* Challenge: The records below must be transcribed exactly. Do not include the pictures.

-- Begin Data rows --

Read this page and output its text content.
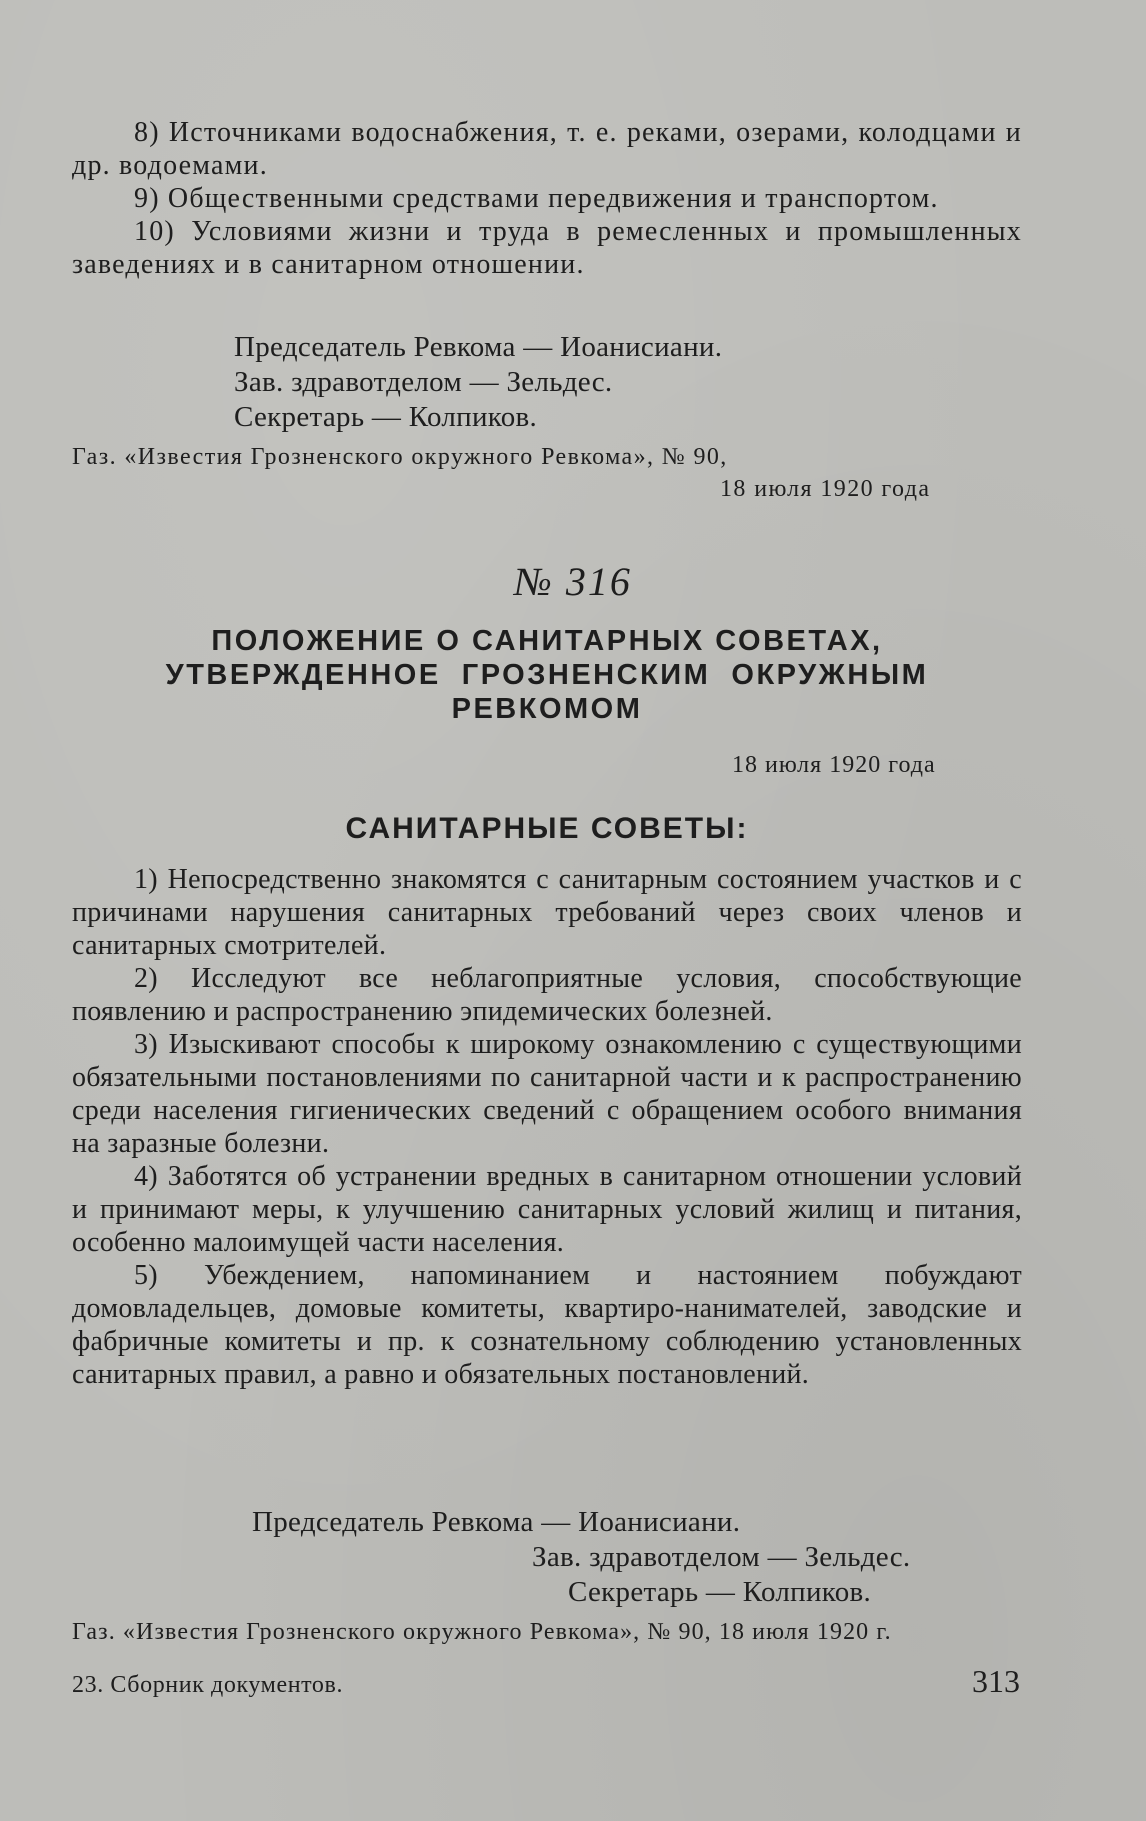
8) Источниками водоснабжения, т. е. реками, озерами, колодцами и др. водоемами.

9) Общественными средствами передвижения и транспортом.

10) Условиями жизни и труда в ремесленных и промышленных заведениях и в санитарном отношении.

Председатель Ревкома — Иоанисиани.
Зав. здравотделом — Зельдес.
Секретарь — Колпиков.
Газ. «Известия Грозненского окружного Ревкома», № 90,
18 июля 1920 года
№ 316
ПОЛОЖЕНИЕ О САНИТАРНЫХ СОВЕТАХ,
УТВЕРЖДЕННОЕ  ГРОЗНЕНСКИМ  ОКРУЖНЫМ
РЕВКОМОМ
18 июля 1920 года
САНИТАРНЫЕ СОВЕТЫ:

1) Непосредственно знакомятся с санитарным состоянием участков и с причинами нарушения санитарных требований через своих членов и санитарных смотрителей.

2) Исследуют все неблагоприятные условия, способствующие появлению и распространению эпидемических болезней.

3) Изыскивают способы к широкому ознакомлению с существующими обязательными постановлениями по санитарной части и к распространению среди населения гигиенических сведений с обращением особого внимания на заразные болезни.

4) Заботятся об устранении вредных в санитарном отношении условий и принимают меры, к улучшению санитарных условий жилищ и питания, особенно малоимущей части населения.

5) Убеждением, напоминанием и настоянием побуждают домовладельцев, домовые комитеты, квартиро-нанимателей, заводские и фабричные комитеты и пр. к сознательному соблюдению установленных санитарных правил, а равно и обязательных постановлений.

Председатель Ревкома — Иоанисиани.
Зав. здравотделом — Зельдес.
Секретарь — Колпиков.
Газ. «Известия Грозненского окружного Ревкома», № 90, 18 июля 1920 г.
23. Сборник документов.	313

-- End Data rows --

* Correct answer:
Read this page and output its text content.
8) Источниками водоснабжения, т. е. реками, озерами, колодцами и др. водоемами.

9) Общественными средствами передвижения и транспортом.

10) Условиями жизни и труда в ремесленных и промышленных заведениях и в санитарном отношении.

Председатель Ревкома — Иоанисиани.
Зав. здравотделом — Зельдес.
Секретарь — Колпиков.
Газ. «Известия Грозненского окружного Ревкома», № 90,
18 июля 1920 года
№ 316
ПОЛОЖЕНИЕ О САНИТАРНЫХ СОВЕТАХ,
УТВЕРЖДЕННОЕ  ГРОЗНЕНСКИМ  ОКРУЖНЫМ
РЕВКОМОМ
18 июля 1920 года
САНИТАРНЫЕ СОВЕТЫ:

1) Непосредственно знакомятся с санитарным состоянием участков и с причинами нарушения санитарных требований через своих членов и санитарных смотрителей.

2) Исследуют все неблагоприятные условия, способствующие появлению и распространению эпидемических болезней.

3) Изыскивают способы к широкому ознакомлению с существующими обязательными постановлениями по санитарной части и к распространению среди населения гигиенических сведений с обращением особого внимания на заразные болезни.

4) Заботятся об устранении вредных в санитарном отношении условий и принимают меры, к улучшению санитарных условий жилищ и питания, особенно малоимущей части населения.

5) Убеждением, напоминанием и настоянием побуждают домовладельцев, домовые комитеты, квартиро-нанимателей, заводские и фабричные комитеты и пр. к сознательному соблюдению установленных санитарных правил, а равно и обязательных постановлений.

Председатель Ревкома — Иоанисиани.
Зав. здравотделом — Зельдес.
Секретарь — Колпиков.
Газ. «Известия Грозненского окружного Ревкома», № 90, 18 июля 1920 г.
23. Сборник документов.	313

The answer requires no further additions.